Begin

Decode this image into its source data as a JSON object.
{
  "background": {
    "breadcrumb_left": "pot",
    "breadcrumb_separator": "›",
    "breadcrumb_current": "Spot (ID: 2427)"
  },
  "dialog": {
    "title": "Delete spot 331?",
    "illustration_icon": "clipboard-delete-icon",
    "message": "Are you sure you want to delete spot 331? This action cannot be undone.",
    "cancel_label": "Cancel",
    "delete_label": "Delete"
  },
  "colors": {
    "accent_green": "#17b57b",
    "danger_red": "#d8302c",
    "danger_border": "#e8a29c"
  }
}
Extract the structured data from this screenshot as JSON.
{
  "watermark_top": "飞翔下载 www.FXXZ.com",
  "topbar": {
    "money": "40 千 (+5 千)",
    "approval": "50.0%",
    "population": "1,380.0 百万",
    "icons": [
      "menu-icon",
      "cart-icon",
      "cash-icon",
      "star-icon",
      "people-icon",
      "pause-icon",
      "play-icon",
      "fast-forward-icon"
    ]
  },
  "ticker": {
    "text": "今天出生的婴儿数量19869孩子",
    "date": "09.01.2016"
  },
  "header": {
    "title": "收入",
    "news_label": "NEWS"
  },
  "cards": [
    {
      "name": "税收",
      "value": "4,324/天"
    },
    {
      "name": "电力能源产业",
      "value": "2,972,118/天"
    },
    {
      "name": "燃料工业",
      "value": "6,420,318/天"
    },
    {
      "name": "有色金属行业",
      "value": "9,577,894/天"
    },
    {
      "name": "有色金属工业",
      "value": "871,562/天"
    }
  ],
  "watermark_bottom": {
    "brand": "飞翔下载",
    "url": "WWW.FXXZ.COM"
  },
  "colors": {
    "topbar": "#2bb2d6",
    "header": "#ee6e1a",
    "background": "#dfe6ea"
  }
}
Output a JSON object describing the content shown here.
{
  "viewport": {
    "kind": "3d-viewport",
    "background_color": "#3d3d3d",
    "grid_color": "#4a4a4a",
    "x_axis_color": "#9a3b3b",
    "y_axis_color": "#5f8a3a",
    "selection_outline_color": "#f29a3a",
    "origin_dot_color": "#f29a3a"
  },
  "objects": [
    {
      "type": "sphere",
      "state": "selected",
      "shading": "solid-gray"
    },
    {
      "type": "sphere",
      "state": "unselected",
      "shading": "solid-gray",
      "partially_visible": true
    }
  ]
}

End
Begin

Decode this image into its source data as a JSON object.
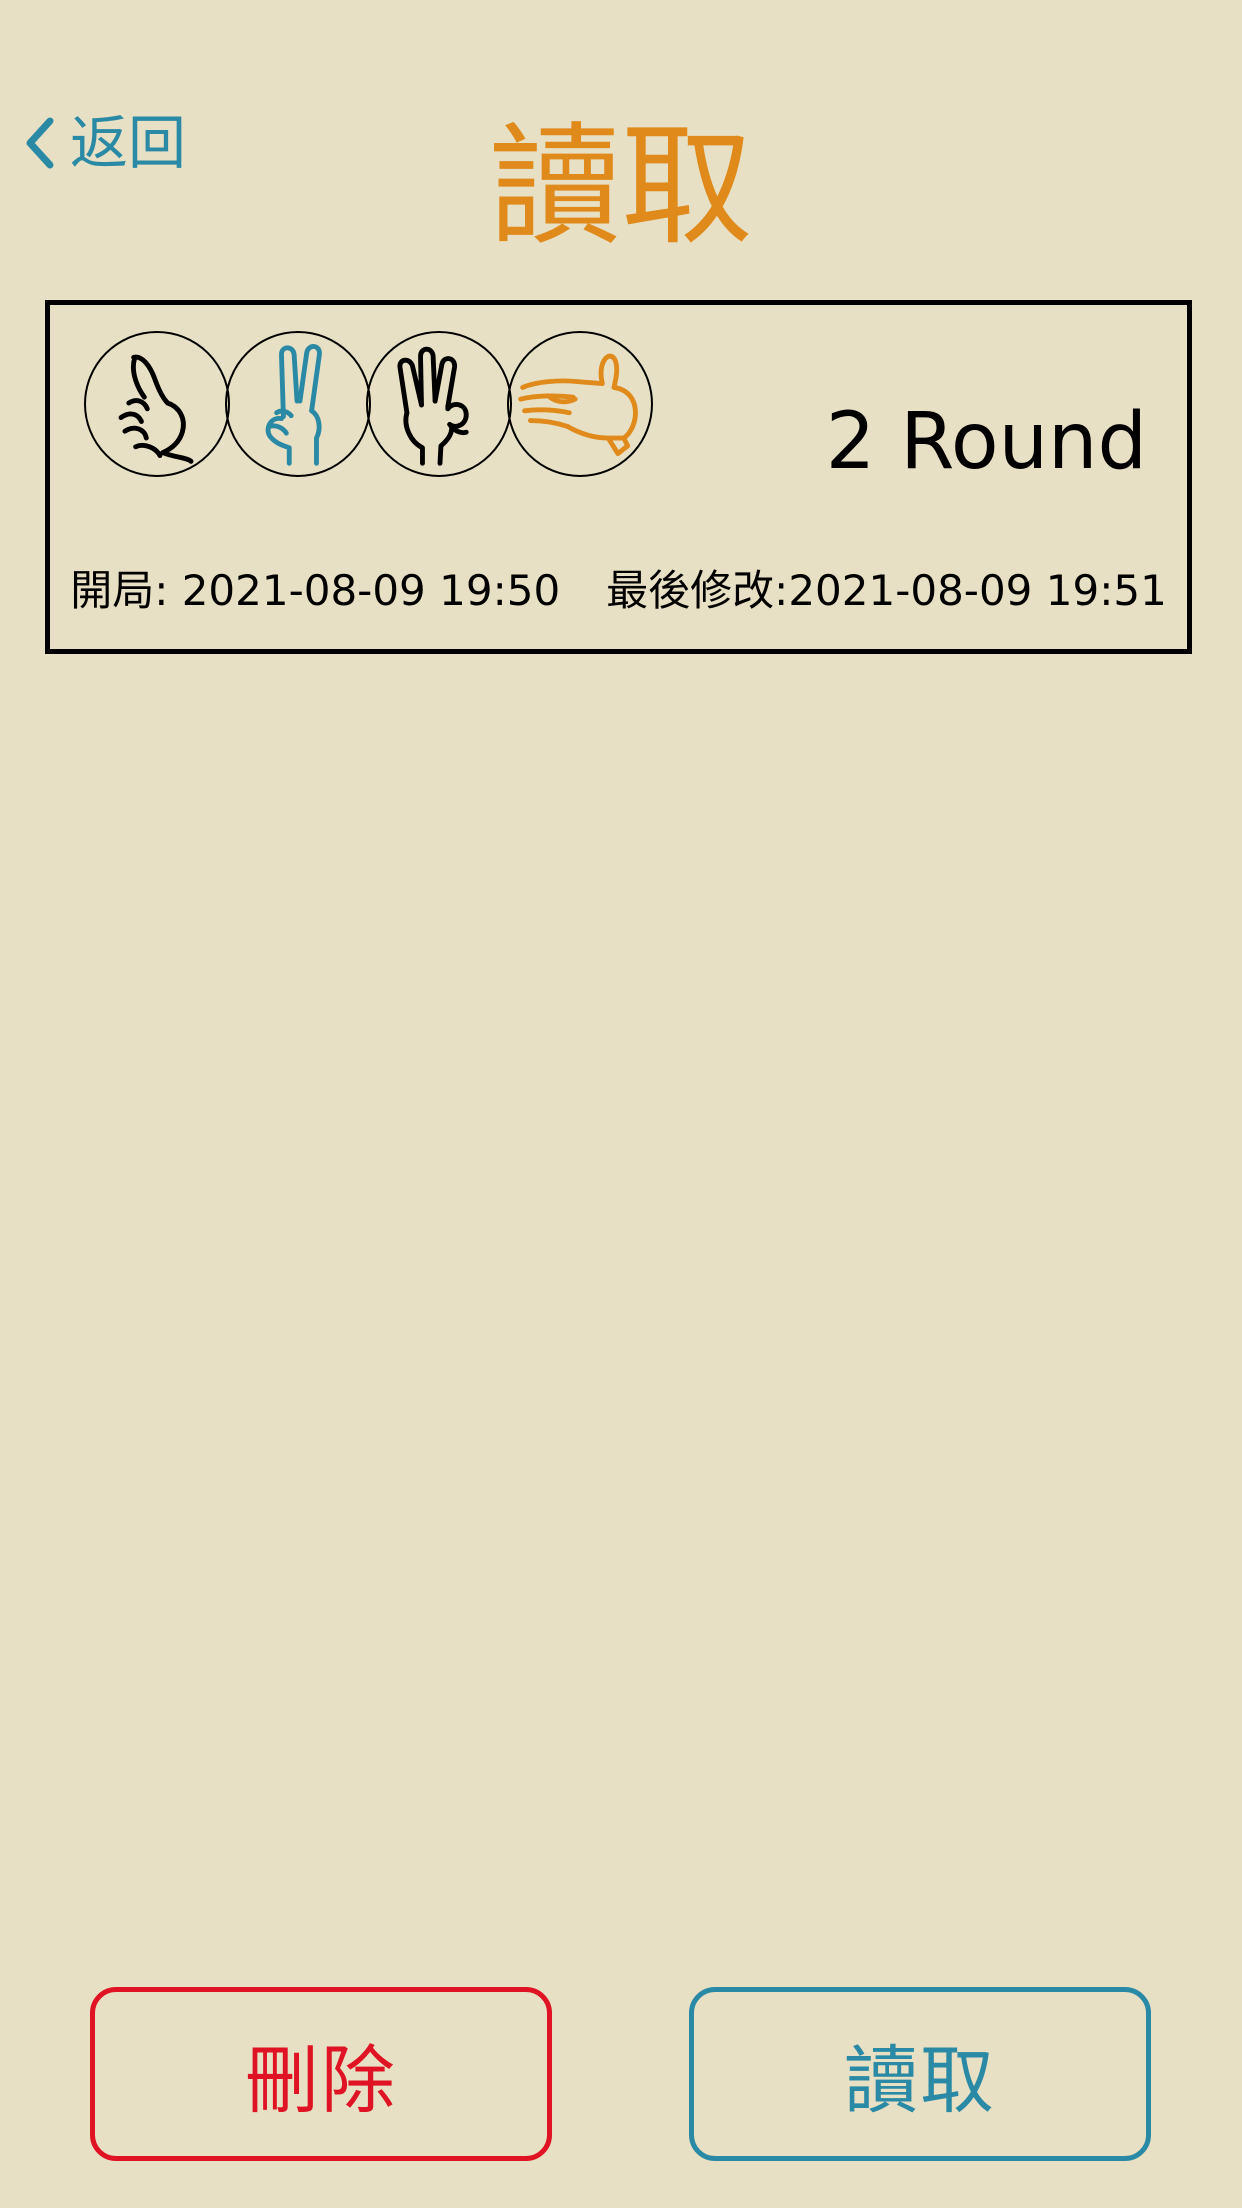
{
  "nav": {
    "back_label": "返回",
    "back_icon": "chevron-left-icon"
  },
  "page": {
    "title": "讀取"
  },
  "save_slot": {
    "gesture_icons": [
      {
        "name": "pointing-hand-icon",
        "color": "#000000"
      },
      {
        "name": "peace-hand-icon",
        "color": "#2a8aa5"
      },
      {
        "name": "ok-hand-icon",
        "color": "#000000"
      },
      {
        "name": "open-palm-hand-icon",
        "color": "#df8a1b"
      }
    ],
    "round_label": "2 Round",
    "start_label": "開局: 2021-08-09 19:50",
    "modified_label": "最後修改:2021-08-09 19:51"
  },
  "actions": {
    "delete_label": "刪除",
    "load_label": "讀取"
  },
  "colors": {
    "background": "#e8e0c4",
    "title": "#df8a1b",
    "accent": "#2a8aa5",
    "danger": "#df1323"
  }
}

End
Begin

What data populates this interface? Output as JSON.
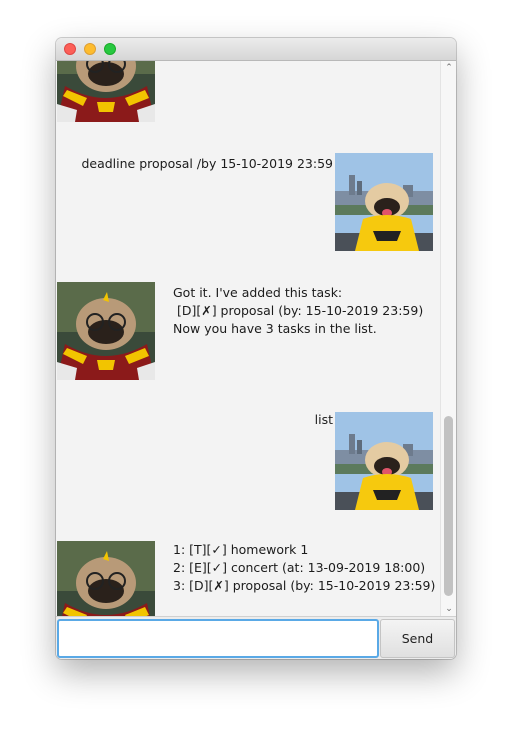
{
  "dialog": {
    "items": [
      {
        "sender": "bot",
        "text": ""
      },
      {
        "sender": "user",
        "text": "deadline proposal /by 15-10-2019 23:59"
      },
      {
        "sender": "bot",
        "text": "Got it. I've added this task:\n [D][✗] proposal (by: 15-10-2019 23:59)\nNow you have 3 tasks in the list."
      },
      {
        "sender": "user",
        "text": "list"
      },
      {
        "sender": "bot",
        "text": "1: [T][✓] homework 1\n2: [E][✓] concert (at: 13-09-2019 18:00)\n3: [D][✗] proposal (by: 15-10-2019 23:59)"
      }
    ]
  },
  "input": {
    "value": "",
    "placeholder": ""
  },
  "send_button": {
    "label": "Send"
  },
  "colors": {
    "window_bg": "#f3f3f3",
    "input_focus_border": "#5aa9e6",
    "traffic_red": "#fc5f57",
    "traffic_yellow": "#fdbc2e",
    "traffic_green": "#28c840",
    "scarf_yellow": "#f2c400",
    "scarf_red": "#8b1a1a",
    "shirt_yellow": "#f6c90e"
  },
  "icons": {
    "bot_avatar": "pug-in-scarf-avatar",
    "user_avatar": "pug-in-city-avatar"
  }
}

End

**Problem statement**: Copy out every line where the word "avatar" occurs.

**Task response**:
    "bot_avatar": "pug-in-scarf-avatar",
    "user_avatar": "pug-in-city-avatar"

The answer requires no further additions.